GIVEN REQUEST - Search the data below for the word "Curriculum" and copy each line that holds it.

Collected data entries
>>>

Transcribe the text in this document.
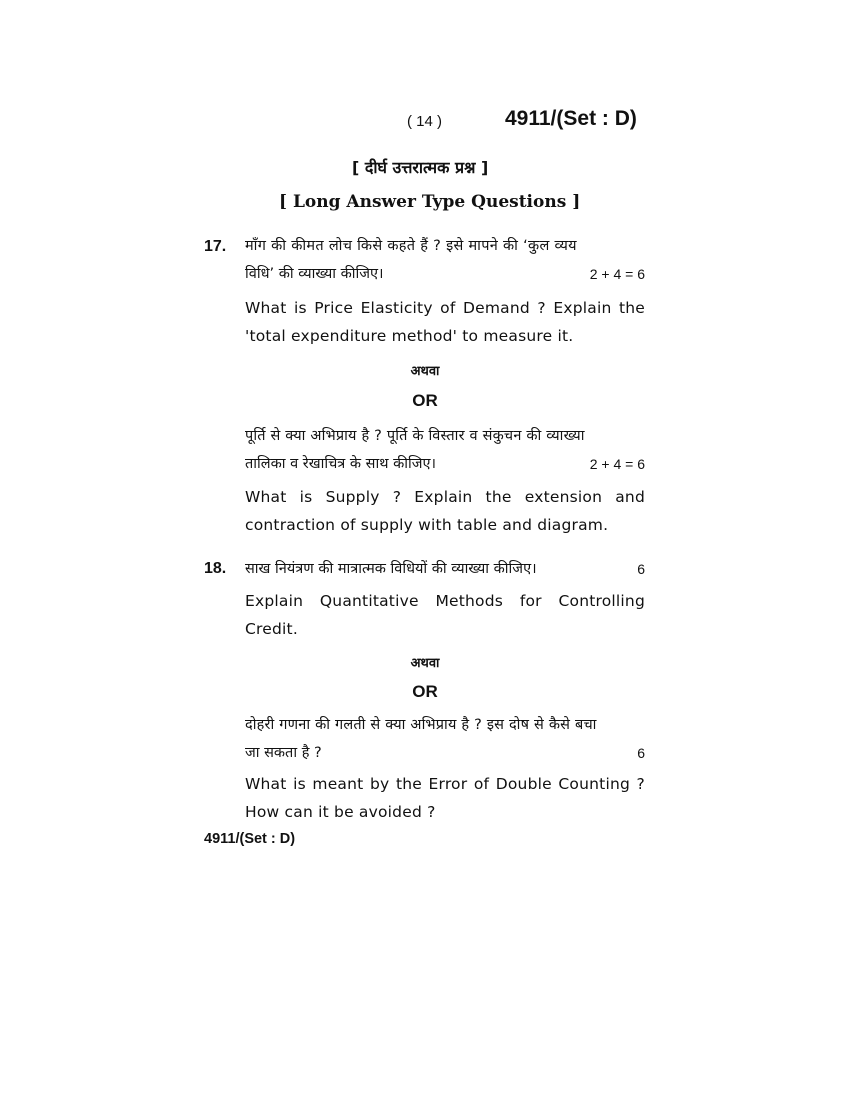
( 14 )	4911/(Set : D)
[ दीर्घ उत्तरात्मक प्रश्न ]
[ Long Answer Type Questions ]
17. माँग की कीमत लोच किसे कहते हैं ? इसे मापने की ‘कुल व्यय
विधि’ की व्याख्या कीजिए।	2 + 4 = 6
What is Price Elasticity of Demand ? Explain the 'total expenditure method' to measure it.
अथवा
OR
पूर्ति से क्या अभिप्राय है ? पूर्ति के विस्तार व संकुचन की व्याख्या
तालिका व रेखाचित्र के साथ कीजिए।	2 + 4 = 6
What is Supply ? Explain the extension and contraction of supply with table and diagram.
18. साख नियंत्रण की मात्रात्मक विधियों की व्याख्या कीजिए।	6
Explain Quantitative Methods for Controlling Credit.
अथवा
OR
दोहरी गणना की गलती से क्या अभिप्राय है ? इस दोष से कैसे बचा
जा सकता है ?	6
What is meant by the Error of Double Counting ? How can it be avoided ?
4911/(Set : D)
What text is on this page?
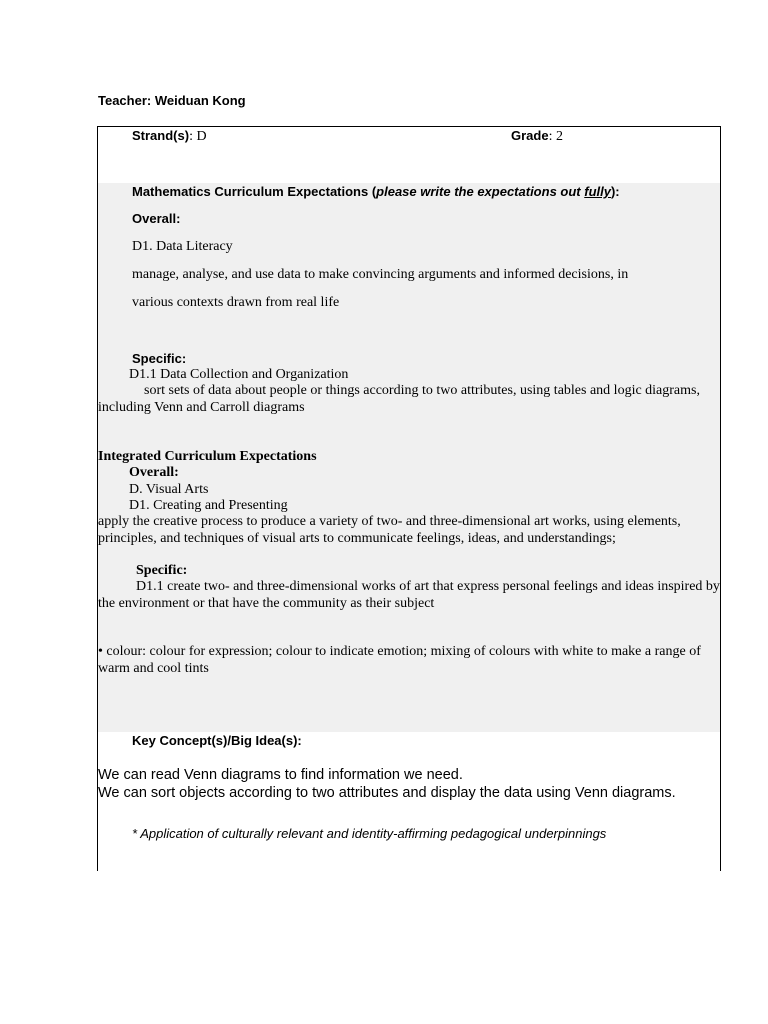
Teacher: Weiduan Kong
Strand(s): D	Grade: 2
Mathematics Curriculum Expectations (please write the expectations out fully):
Overall:
D1. Data Literacy
manage, analyse, and use data to make convincing arguments and informed decisions, in
various contexts drawn from real life
Specific:
D1.1 Data Collection and Organization
sort sets of data about people or things according to two attributes, using tables and logic diagrams,
including Venn and Carroll diagrams
Integrated Curriculum Expectations
Overall:
D. Visual Arts
D1. Creating and Presenting
apply the creative process to produce a variety of two- and three-dimensional art works, using elements,
principles, and techniques of visual arts to communicate feelings, ideas, and understandings;
Specific:
D1.1 create two- and three-dimensional works of art that express personal feelings and ideas inspired by
the environment or that have the community as their subject
• colour: colour for expression; colour to indicate emotion; mixing of colours with white to make a range of
warm and cool tints
Key Concept(s)/Big Idea(s):
We can read Venn diagrams to find information we need.
We can sort objects according to two attributes and display the data using Venn diagrams.
* Application of culturally relevant and identity-affirming pedagogical underpinnings
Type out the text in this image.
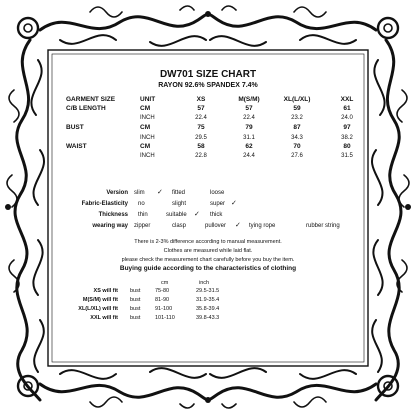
DW701 SIZE CHART
RAYON 92.6% SPANDEX 7.4%
GARMENT SIZE	UNIT	XS	M(S/M)	XL(L/XL)	XXL
C/B LENGTH	CM	57	57	59	61
INCH	22.4	22.4	23.2	24.0
BUST	CM	75	79	87	97
INCH	29.5	31.1	34.3	38.2
WAIST	CM	58	62	70	80
INCH	22.8	24.4	27.6	31.5
Version slim ✓ fitted	loose
Fabric-Elasticity no	slight	super ✓
Thickness thin	suitable ✓ thick
wearing way zipper	clasp	pullover ✓ tying rope	rubber string
There is 2-3% difference according to manual measurement.
Clothes are measured while laid flat.
please check the measurement chart carefully before you buy the item.
Buying guide according to the characteristics of clothing
cm	inch
XS will fit bust	75-80	29.5-31.5
M(S/M) will fit bust	81-90	31.9-35.4
XL(L/XL) will fit bust	91-100	35.8-39.4
XXL will fit bust	101-110	39.8-43.3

<<<

RESPONSE TO THE EXERCISE -
Mathematics Curriculum Expectations (please write the expectations out fully):
Integrated Curriculum Expectations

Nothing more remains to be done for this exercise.